## START Data for this exercise

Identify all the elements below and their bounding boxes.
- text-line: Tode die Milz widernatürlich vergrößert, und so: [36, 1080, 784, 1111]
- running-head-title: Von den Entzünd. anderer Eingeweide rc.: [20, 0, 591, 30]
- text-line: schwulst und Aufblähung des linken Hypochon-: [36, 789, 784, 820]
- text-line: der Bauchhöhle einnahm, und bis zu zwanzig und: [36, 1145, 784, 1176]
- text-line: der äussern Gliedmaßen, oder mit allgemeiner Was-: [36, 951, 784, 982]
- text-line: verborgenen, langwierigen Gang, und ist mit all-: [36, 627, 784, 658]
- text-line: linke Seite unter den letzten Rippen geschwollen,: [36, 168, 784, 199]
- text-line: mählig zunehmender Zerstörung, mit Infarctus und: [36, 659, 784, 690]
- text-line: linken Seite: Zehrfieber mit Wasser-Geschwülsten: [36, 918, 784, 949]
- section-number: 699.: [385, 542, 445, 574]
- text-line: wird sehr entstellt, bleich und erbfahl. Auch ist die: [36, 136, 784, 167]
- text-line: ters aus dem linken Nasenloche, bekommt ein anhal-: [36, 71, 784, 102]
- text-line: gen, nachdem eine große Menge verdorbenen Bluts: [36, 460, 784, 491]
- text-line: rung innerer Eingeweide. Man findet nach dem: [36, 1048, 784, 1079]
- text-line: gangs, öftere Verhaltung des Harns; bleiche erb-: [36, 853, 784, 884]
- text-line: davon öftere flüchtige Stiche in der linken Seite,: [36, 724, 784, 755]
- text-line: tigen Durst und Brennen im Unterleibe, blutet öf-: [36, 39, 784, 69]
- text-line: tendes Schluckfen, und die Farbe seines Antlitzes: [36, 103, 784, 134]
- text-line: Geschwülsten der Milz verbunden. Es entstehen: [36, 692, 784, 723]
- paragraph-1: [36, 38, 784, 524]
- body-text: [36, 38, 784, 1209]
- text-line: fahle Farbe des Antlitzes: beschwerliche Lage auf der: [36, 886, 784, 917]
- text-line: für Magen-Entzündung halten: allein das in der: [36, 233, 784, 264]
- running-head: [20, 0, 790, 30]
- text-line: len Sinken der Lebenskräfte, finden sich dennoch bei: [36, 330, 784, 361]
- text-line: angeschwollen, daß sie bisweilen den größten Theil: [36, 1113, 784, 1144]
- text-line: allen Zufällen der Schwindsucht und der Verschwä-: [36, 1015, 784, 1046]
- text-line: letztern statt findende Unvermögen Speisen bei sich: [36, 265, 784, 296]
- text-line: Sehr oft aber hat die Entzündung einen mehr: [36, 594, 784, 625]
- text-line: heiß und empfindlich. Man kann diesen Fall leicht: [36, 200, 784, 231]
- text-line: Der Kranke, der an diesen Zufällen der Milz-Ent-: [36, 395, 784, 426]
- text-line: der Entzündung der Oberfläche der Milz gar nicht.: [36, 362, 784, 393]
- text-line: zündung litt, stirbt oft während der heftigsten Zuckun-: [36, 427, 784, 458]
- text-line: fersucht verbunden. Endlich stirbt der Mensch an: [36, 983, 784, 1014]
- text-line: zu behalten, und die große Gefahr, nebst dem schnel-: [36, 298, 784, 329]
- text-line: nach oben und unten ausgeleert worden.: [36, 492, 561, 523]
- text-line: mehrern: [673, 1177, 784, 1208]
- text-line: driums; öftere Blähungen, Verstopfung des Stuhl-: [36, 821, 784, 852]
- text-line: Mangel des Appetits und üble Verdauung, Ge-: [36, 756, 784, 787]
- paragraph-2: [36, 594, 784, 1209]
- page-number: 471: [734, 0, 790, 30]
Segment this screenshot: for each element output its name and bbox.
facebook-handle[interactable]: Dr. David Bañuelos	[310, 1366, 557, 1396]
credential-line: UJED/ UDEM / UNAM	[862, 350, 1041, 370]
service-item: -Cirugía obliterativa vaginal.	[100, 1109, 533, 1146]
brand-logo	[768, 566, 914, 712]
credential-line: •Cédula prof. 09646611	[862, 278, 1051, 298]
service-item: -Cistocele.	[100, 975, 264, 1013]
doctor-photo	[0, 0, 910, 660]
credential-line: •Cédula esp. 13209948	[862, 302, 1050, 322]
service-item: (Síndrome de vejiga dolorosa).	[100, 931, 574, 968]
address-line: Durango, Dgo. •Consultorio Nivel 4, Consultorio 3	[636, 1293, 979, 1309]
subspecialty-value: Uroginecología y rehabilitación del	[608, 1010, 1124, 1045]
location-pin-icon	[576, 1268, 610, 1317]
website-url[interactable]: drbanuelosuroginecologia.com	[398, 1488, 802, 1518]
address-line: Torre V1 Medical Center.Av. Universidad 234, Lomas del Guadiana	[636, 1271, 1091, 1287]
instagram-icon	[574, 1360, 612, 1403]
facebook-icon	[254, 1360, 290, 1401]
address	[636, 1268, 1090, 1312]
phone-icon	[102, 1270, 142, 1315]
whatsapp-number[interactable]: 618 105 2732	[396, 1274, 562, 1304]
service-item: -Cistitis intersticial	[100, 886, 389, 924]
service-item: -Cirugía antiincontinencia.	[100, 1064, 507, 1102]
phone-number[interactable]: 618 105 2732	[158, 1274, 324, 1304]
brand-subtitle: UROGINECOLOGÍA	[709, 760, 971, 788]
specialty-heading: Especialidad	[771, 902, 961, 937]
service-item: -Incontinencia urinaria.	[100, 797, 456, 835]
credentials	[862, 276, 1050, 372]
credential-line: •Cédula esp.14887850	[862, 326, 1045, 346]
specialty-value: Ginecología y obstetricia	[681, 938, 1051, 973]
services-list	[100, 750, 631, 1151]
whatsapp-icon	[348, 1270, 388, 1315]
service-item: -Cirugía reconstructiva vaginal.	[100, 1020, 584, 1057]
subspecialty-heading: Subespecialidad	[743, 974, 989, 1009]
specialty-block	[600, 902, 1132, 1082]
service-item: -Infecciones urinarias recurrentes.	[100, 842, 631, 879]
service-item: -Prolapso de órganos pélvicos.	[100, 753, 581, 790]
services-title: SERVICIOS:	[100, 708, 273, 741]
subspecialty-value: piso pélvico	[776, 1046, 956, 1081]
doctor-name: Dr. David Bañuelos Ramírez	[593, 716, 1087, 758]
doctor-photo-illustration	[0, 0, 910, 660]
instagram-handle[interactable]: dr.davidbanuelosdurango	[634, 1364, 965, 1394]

## END Data for this exercise

_Written problem_
Please copy out every line of the records above word for word, leaving nothing out.

_Response to this task_
Identify all the elements below and their bounding boxes.
- text-line: Tode die Milz widernatürlich vergrößert, und so: [36, 1080, 784, 1111]
- running-head-title: Von den Entzünd. anderer Eingeweide rc.: [20, 0, 591, 30]
- text-line: schwulst und Aufblähung des linken Hypochon-: [36, 789, 784, 820]
- text-line: der Bauchhöhle einnahm, und bis zu zwanzig und: [36, 1145, 784, 1176]
- text-line: der äussern Gliedmaßen, oder mit allgemeiner Was-: [36, 951, 784, 982]
- text-line: verborgenen, langwierigen Gang, und ist mit all-: [36, 627, 784, 658]
- text-line: linke Seite unter den letzten Rippen geschwollen,: [36, 168, 784, 199]
- text-line: mählig zunehmender Zerstörung, mit Infarctus und: [36, 659, 784, 690]
- text-line: linken Seite: Zehrfieber mit Wasser-Geschwülsten: [36, 918, 784, 949]
- section-number: 699.: [385, 542, 445, 574]
- text-line: wird sehr entstellt, bleich und erbfahl. Auch ist die: [36, 136, 784, 167]
- text-line: ters aus dem linken Nasenloche, bekommt ein anhal-: [36, 71, 784, 102]
- text-line: gen, nachdem eine große Menge verdorbenen Bluts: [36, 460, 784, 491]
- text-line: rung innerer Eingeweide. Man findet nach dem: [36, 1048, 784, 1079]
- text-line: gangs, öftere Verhaltung des Harns; bleiche erb-: [36, 853, 784, 884]
- text-line: davon öftere flüchtige Stiche in der linken Seite,: [36, 724, 784, 755]
- text-line: tigen Durst und Brennen im Unterleibe, blutet öf-: [36, 39, 784, 69]
- text-line: tendes Schluckfen, und die Farbe seines Antlitzes: [36, 103, 784, 134]
- text-line: Geschwülsten der Milz verbunden. Es entstehen: [36, 692, 784, 723]
- paragraph-1: [36, 38, 784, 524]
- body-text: [36, 38, 784, 1209]
- text-line: fahle Farbe des Antlitzes: beschwerliche Lage auf der: [36, 886, 784, 917]
- text-line: für Magen-Entzündung halten: allein das in der: [36, 233, 784, 264]
- running-head: [20, 0, 790, 30]
- text-line: len Sinken der Lebenskräfte, finden sich dennoch bei: [36, 330, 784, 361]
- text-line: angeschwollen, daß sie bisweilen den größten Theil: [36, 1113, 784, 1144]
- text-line: allen Zufällen der Schwindsucht und der Verschwä-: [36, 1015, 784, 1046]
- text-line: letztern statt findende Unvermögen Speisen bei sich: [36, 265, 784, 296]
- text-line: Sehr oft aber hat die Entzündung einen mehr: [36, 594, 784, 625]
- text-line: heiß und empfindlich. Man kann diesen Fall leicht: [36, 200, 784, 231]
- text-line: Der Kranke, der an diesen Zufällen der Milz-Ent-: [36, 395, 784, 426]
- text-line: der Entzündung der Oberfläche der Milz gar nicht.: [36, 362, 784, 393]
- text-line: zündung litt, stirbt oft während der heftigsten Zuckun-: [36, 427, 784, 458]
- text-line: fersucht verbunden. Endlich stirbt der Mensch an: [36, 983, 784, 1014]
- text-line: zu behalten, und die große Gefahr, nebst dem schnel-: [36, 298, 784, 329]
- text-line: nach oben und unten ausgeleert worden.: [36, 492, 561, 523]
- text-line: mehrern: [673, 1177, 784, 1208]
- text-line: driums; öftere Blähungen, Verstopfung des Stuhl-: [36, 821, 784, 852]
- text-line: Mangel des Appetits und üble Verdauung, Ge-: [36, 756, 784, 787]
- paragraph-2: [36, 594, 784, 1209]
- page-number: 471: [734, 0, 790, 30]
Segment this screenshot: for each element output its name and bbox.
facebook-handle[interactable]: Dr. David Bañuelos	[310, 1366, 557, 1396]
credential-line: UJED/ UDEM / UNAM	[862, 350, 1041, 370]
service-item: -Cirugía obliterativa vaginal.	[100, 1109, 533, 1146]
brand-logo	[768, 566, 914, 712]
credential-line: •Cédula prof. 09646611	[862, 278, 1051, 298]
service-item: -Cistocele.	[100, 975, 264, 1013]
doctor-photo	[0, 0, 910, 660]
credential-line: •Cédula esp. 13209948	[862, 302, 1050, 322]
service-item: (Síndrome de vejiga dolorosa).	[100, 931, 574, 968]
address-line: Durango, Dgo. •Consultorio Nivel 4, Consultorio 3	[636, 1293, 979, 1309]
subspecialty-value: Uroginecología y rehabilitación del	[608, 1010, 1124, 1045]
location-pin-icon	[576, 1268, 610, 1317]
website-url[interactable]: drbanuelosuroginecologia.com	[398, 1488, 802, 1518]
address-line: Torre V1 Medical Center.Av. Universidad 234, Lomas del Guadiana	[636, 1271, 1091, 1287]
instagram-icon	[574, 1360, 612, 1403]
facebook-icon	[254, 1360, 290, 1401]
address	[636, 1268, 1090, 1312]
phone-icon	[102, 1270, 142, 1315]
whatsapp-number[interactable]: 618 105 2732	[396, 1274, 562, 1304]
service-item: -Cistitis intersticial	[100, 886, 389, 924]
service-item: -Cirugía antiincontinencia.	[100, 1064, 507, 1102]
phone-number[interactable]: 618 105 2732	[158, 1274, 324, 1304]
brand-subtitle: UROGINECOLOGÍA	[709, 760, 971, 788]
specialty-heading: Especialidad	[771, 902, 961, 937]
service-item: -Incontinencia urinaria.	[100, 797, 456, 835]
credentials	[862, 276, 1050, 372]
credential-line: •Cédula esp.14887850	[862, 326, 1045, 346]
specialty-value: Ginecología y obstetricia	[681, 938, 1051, 973]
services-list	[100, 750, 631, 1151]
whatsapp-icon	[348, 1270, 388, 1315]
service-item: -Cirugía reconstructiva vaginal.	[100, 1020, 584, 1057]
subspecialty-heading: Subespecialidad	[743, 974, 989, 1009]
specialty-block	[600, 902, 1132, 1082]
service-item: -Infecciones urinarias recurrentes.	[100, 842, 631, 879]
service-item: -Prolapso de órganos pélvicos.	[100, 753, 581, 790]
services-title: SERVICIOS:	[100, 708, 273, 741]
subspecialty-value: piso pélvico	[776, 1046, 956, 1081]
doctor-name: Dr. David Bañuelos Ramírez	[593, 716, 1087, 758]
doctor-photo-illustration	[0, 0, 910, 660]
instagram-handle[interactable]: dr.davidbanuelosdurango	[634, 1364, 965, 1394]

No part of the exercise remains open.